— begin —

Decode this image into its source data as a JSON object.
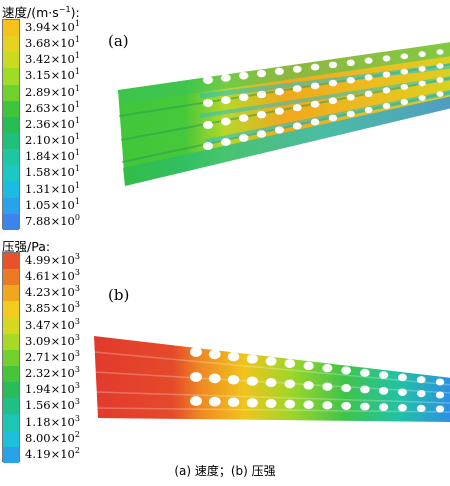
{
  "panel_a": {
    "letter": "(a)",
    "legend_title_base": "速度/(m·s",
    "legend_title_exp": "−1",
    "legend_title_end": "):",
    "colors": [
      "#f4c21b",
      "#e6d020",
      "#c9da22",
      "#9fdc26",
      "#6fd22e",
      "#3fc53c",
      "#27bd55",
      "#1fc07a",
      "#1ec6a2",
      "#1cc8c6",
      "#1ebbe0",
      "#2aa2ea",
      "#3a84ec"
    ],
    "labels": [
      {
        "m": "3.94",
        "e": "1"
      },
      {
        "m": "3.68",
        "e": "1"
      },
      {
        "m": "3.42",
        "e": "1"
      },
      {
        "m": "3.15",
        "e": "1"
      },
      {
        "m": "2.89",
        "e": "1"
      },
      {
        "m": "2.63",
        "e": "1"
      },
      {
        "m": "2.36",
        "e": "1"
      },
      {
        "m": "2.10",
        "e": "1"
      },
      {
        "m": "1.84",
        "e": "1"
      },
      {
        "m": "1.58",
        "e": "1"
      },
      {
        "m": "1.31",
        "e": "1"
      },
      {
        "m": "1.05",
        "e": "1"
      },
      {
        "m": "7.88",
        "e": "0"
      }
    ]
  },
  "panel_b": {
    "letter": "(b)",
    "legend_title": "压强/Pa:",
    "colors": [
      "#e8522a",
      "#ec7a22",
      "#f0a61e",
      "#f2cb1c",
      "#d6d81f",
      "#a8d926",
      "#74d02e",
      "#45c43c",
      "#2abc58",
      "#1fc083",
      "#1dc6b4",
      "#1dbfda",
      "#2aa2ea"
    ],
    "labels": [
      {
        "m": "4.99",
        "e": "3"
      },
      {
        "m": "4.61",
        "e": "3"
      },
      {
        "m": "4.23",
        "e": "3"
      },
      {
        "m": "3.85",
        "e": "3"
      },
      {
        "m": "3.47",
        "e": "3"
      },
      {
        "m": "3.09",
        "e": "3"
      },
      {
        "m": "2.71",
        "e": "3"
      },
      {
        "m": "2.32",
        "e": "3"
      },
      {
        "m": "1.94",
        "e": "3"
      },
      {
        "m": "1.56",
        "e": "3"
      },
      {
        "m": "1.18",
        "e": "3"
      },
      {
        "m": "8.00",
        "e": "2"
      },
      {
        "m": "4.19",
        "e": "2"
      }
    ]
  },
  "caption": "(a)  速度；(b)  压强"
}
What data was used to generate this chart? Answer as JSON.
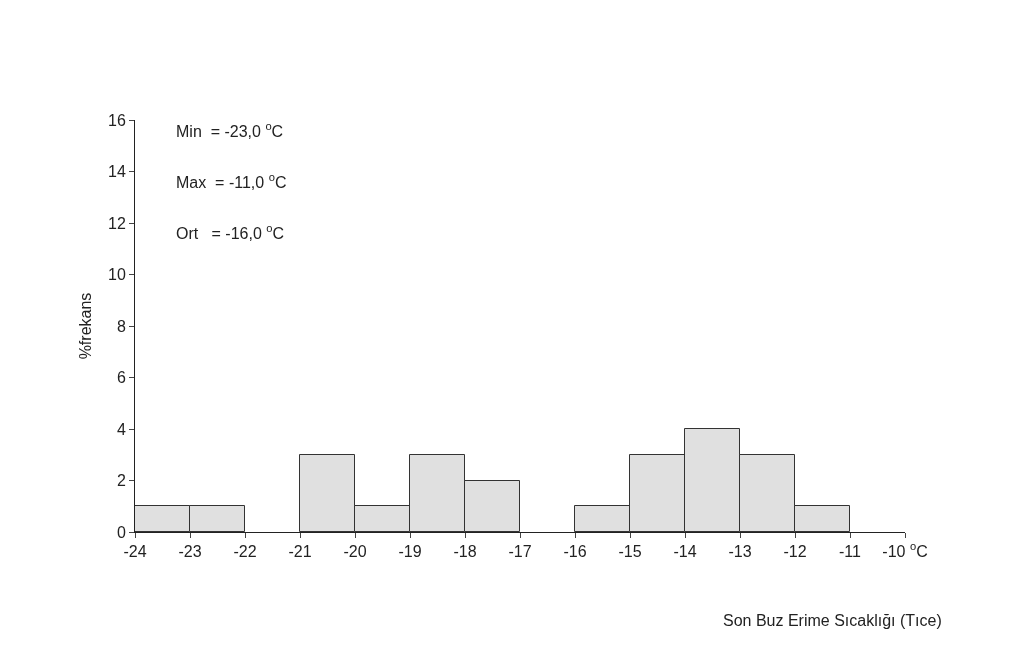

— end —

Short exercise -
Every record is to be reproduced exactly, with no pictures included.

Completed task -
Decode this image into its source data as a JSON object.
{
  "panel_a": {
    "letter": "(a)",
    "legend_title_base": "速度/(m·s",
    "legend_title_exp": "−1",
    "legend_title_end": "):",
    "colors": [
      "#f4c21b",
      "#e6d020",
      "#c9da22",
      "#9fdc26",
      "#6fd22e",
      "#3fc53c",
      "#27bd55",
      "#1fc07a",
      "#1ec6a2",
      "#1cc8c6",
      "#1ebbe0",
      "#2aa2ea",
      "#3a84ec"
    ],
    "labels": [
      {
        "m": "3.94",
        "e": "1"
      },
      {
        "m": "3.68",
        "e": "1"
      },
      {
        "m": "3.42",
        "e": "1"
      },
      {
        "m": "3.15",
        "e": "1"
      },
      {
        "m": "2.89",
        "e": "1"
      },
      {
        "m": "2.63",
        "e": "1"
      },
      {
        "m": "2.36",
        "e": "1"
      },
      {
        "m": "2.10",
        "e": "1"
      },
      {
        "m": "1.84",
        "e": "1"
      },
      {
        "m": "1.58",
        "e": "1"
      },
      {
        "m": "1.31",
        "e": "1"
      },
      {
        "m": "1.05",
        "e": "1"
      },
      {
        "m": "7.88",
        "e": "0"
      }
    ]
  },
  "panel_b": {
    "letter": "(b)",
    "legend_title": "压强/Pa:",
    "colors": [
      "#e8522a",
      "#ec7a22",
      "#f0a61e",
      "#f2cb1c",
      "#d6d81f",
      "#a8d926",
      "#74d02e",
      "#45c43c",
      "#2abc58",
      "#1fc083",
      "#1dc6b4",
      "#1dbfda",
      "#2aa2ea"
    ],
    "labels": [
      {
        "m": "4.99",
        "e": "3"
      },
      {
        "m": "4.61",
        "e": "3"
      },
      {
        "m": "4.23",
        "e": "3"
      },
      {
        "m": "3.85",
        "e": "3"
      },
      {
        "m": "3.47",
        "e": "3"
      },
      {
        "m": "3.09",
        "e": "3"
      },
      {
        "m": "2.71",
        "e": "3"
      },
      {
        "m": "2.32",
        "e": "3"
      },
      {
        "m": "1.94",
        "e": "3"
      },
      {
        "m": "1.56",
        "e": "3"
      },
      {
        "m": "1.18",
        "e": "3"
      },
      {
        "m": "8.00",
        "e": "2"
      },
      {
        "m": "4.19",
        "e": "2"
      }
    ]
  },
  "caption": "(a)  速度；(b)  压强"
}
What data was used to generate this chart? Answer as JSON.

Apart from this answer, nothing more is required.